[Sugar-devel] Debugging sugar-datastore (and similar dbus-connected services)

2012-09-19 Thread Martin Langhoff
I'm debugging odd situations w Sugar datastore, and I wonder whether
there is any tricks to debugging python programs that are run under
dbus.

I can see the sugar-datastore PID growing steadily while I test, which
means that it's dying and respawning plenty, likely from unhandled
exceptions...

thanks,



m
-- 
 martin.langh...@gmail.com
 mar...@laptop.org -- Software Architect - OLPC
 - ask interesting questions
 - don't get distracted with shiny stuff  - working code first
 - http://wiki.laptop.org/go/User:Martinlanghoff
___
Sugar-devel mailing list
Sugar-devel@lists.sugarlabs.org
http://lists.sugarlabs.org/listinfo/sugar-devel


Re: [Sugar-devel] Debugging sugar-datastore (and similar dbus-connected services)

2012-09-19 Thread Martin Langhoff
On Wed, Sep 19, 2012 at 4:15 PM, Martin Langhoff
martin.langh...@gmail.com wrote:
 I'm debugging odd situations w Sugar datastore, and I wonder whether
 there is any tricks to debugging python programs that are run under
 dbus.

 I can see the sugar-datastore PID growing steadily while I test, which
 means that it's dying and respawning plenty, likely from unhandled
 exceptions...

Adding to /usr/bin/datastore-service

# debugging
logerr=open(os.path.join(log_dir, 'datastore.err'), 'w')
sys.stderr=logerr

does not help in the least. The file is created, but nothing is ever
written there.

Any hints?



m
-- 
 martin.langh...@gmail.com
 mar...@laptop.org -- Software Architect - OLPC
 - ask interesting questions
 - don't get distracted with shiny stuff  - working code first
 - http://wiki.laptop.org/go/User:Martinlanghoff
___
Sugar-devel mailing list
Sugar-devel@lists.sugarlabs.org
http://lists.sugarlabs.org/listinfo/sugar-devel


Re: [Sugar-devel] Debugging sugar-datastore (and similar dbus-connected services)
——————
Tasks to perform —
A - Answer these questions about the mailing-list thread on debugging sugar-datastore:
(i) What does the author see growing steadily while testing?
(ii) Which file did the author add the debugging lines to?
(iii) After that change, what happens with the error file?
B - Reproduce the stretch of the sugar-datastore thread from "Adding to /usr/bin/datastore-service" through "written there.".

Supplied material —
——————
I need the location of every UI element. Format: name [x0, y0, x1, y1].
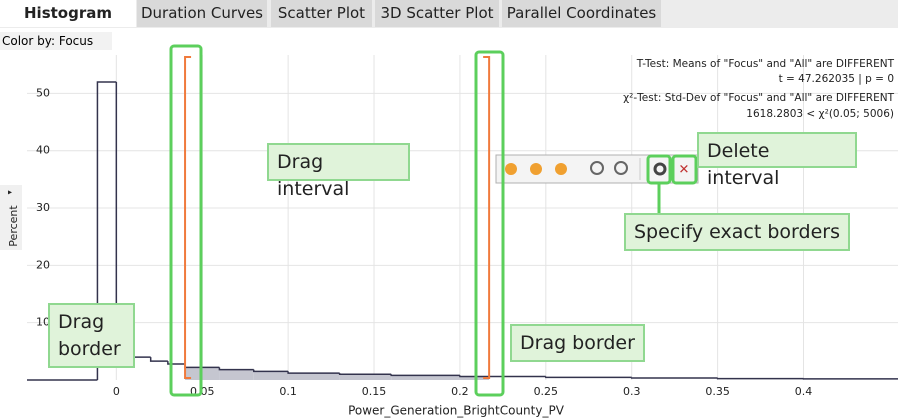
——————
Expected answers —
A -
(i) The sugar-datastore PID.
(ii) /usr/bin/datastore-service
(iii) The file is created, but nothing is ever written to it.

B -
Adding to /usr/bin/datastore-service

# debugging
logerr=open(os.path.join(log_dir, 'datastore.err'), 'w')
sys.stderr=logerr

does not help in the least. The file is created, but nothing is ever
written there.